Saved entries
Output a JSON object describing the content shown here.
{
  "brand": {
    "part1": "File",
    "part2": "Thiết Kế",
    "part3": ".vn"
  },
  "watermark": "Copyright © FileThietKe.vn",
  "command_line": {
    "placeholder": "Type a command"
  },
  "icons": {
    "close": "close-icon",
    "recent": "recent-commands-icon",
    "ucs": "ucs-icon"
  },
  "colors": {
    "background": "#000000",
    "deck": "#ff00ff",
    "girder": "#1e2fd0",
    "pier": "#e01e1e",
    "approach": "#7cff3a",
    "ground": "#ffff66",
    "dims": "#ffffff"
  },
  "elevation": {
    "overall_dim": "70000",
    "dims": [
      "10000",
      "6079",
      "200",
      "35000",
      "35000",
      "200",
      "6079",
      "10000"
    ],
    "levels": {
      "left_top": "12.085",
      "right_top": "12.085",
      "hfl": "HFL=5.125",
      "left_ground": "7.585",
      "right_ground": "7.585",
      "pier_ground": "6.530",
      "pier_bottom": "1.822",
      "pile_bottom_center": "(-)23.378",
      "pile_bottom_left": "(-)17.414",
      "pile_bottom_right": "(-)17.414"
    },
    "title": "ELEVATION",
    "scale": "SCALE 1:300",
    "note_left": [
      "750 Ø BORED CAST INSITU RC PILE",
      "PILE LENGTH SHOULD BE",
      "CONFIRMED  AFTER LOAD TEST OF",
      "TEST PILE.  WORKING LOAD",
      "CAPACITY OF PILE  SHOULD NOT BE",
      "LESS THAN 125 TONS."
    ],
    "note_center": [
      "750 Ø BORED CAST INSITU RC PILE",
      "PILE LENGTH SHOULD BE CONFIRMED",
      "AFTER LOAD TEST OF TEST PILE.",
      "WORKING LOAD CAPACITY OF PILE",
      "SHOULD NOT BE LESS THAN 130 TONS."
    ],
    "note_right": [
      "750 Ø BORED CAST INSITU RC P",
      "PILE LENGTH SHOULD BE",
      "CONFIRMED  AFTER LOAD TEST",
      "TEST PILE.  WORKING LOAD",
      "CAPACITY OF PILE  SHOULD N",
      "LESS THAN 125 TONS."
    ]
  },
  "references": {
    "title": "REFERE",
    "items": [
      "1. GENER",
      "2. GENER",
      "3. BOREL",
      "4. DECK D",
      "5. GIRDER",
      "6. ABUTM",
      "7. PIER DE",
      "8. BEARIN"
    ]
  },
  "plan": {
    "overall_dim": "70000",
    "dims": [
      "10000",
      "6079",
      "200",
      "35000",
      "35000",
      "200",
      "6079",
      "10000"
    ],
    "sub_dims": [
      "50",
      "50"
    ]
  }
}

Set task
Output all of the material exactly as written.

Solution for this problem
Output a JSON object describing the content shown here.
{
  "brand": {
    "part1": "File",
    "part2": "Thiết Kế",
    "part3": ".vn"
  },
  "watermark": "Copyright © FileThietKe.vn",
  "command_line": {
    "placeholder": "Type a command"
  },
  "icons": {
    "close": "close-icon",
    "recent": "recent-commands-icon",
    "ucs": "ucs-icon"
  },
  "colors": {
    "background": "#000000",
    "deck": "#ff00ff",
    "girder": "#1e2fd0",
    "pier": "#e01e1e",
    "approach": "#7cff3a",
    "ground": "#ffff66",
    "dims": "#ffffff"
  },
  "elevation": {
    "overall_dim": "70000",
    "dims": [
      "10000",
      "6079",
      "200",
      "35000",
      "35000",
      "200",
      "6079",
      "10000"
    ],
    "levels": {
      "left_top": "12.085",
      "right_top": "12.085",
      "hfl": "HFL=5.125",
      "left_ground": "7.585",
      "right_ground": "7.585",
      "pier_ground": "6.530",
      "pier_bottom": "1.822",
      "pile_bottom_center": "(-)23.378",
      "pile_bottom_left": "(-)17.414",
      "pile_bottom_right": "(-)17.414"
    },
    "title": "ELEVATION",
    "scale": "SCALE 1:300",
    "note_left": [
      "750 Ø BORED CAST INSITU RC PILE",
      "PILE LENGTH SHOULD BE",
      "CONFIRMED  AFTER LOAD TEST OF",
      "TEST PILE.  WORKING LOAD",
      "CAPACITY OF PILE  SHOULD NOT BE",
      "LESS THAN 125 TONS."
    ],
    "note_center": [
      "750 Ø BORED CAST INSITU RC PILE",
      "PILE LENGTH SHOULD BE CONFIRMED",
      "AFTER LOAD TEST OF TEST PILE.",
      "WORKING LOAD CAPACITY OF PILE",
      "SHOULD NOT BE LESS THAN 130 TONS."
    ],
    "note_right": [
      "750 Ø BORED CAST INSITU RC P",
      "PILE LENGTH SHOULD BE",
      "CONFIRMED  AFTER LOAD TEST",
      "TEST PILE.  WORKING LOAD",
      "CAPACITY OF PILE  SHOULD N",
      "LESS THAN 125 TONS."
    ]
  },
  "references": {
    "title": "REFERE",
    "items": [
      "1. GENER",
      "2. GENER",
      "3. BOREL",
      "4. DECK D",
      "5. GIRDER",
      "6. ABUTM",
      "7. PIER DE",
      "8. BEARIN"
    ]
  },
  "plan": {
    "overall_dim": "70000",
    "dims": [
      "10000",
      "6079",
      "200",
      "35000",
      "35000",
      "200",
      "6079",
      "10000"
    ],
    "sub_dims": [
      "50",
      "50"
    ]
  }
}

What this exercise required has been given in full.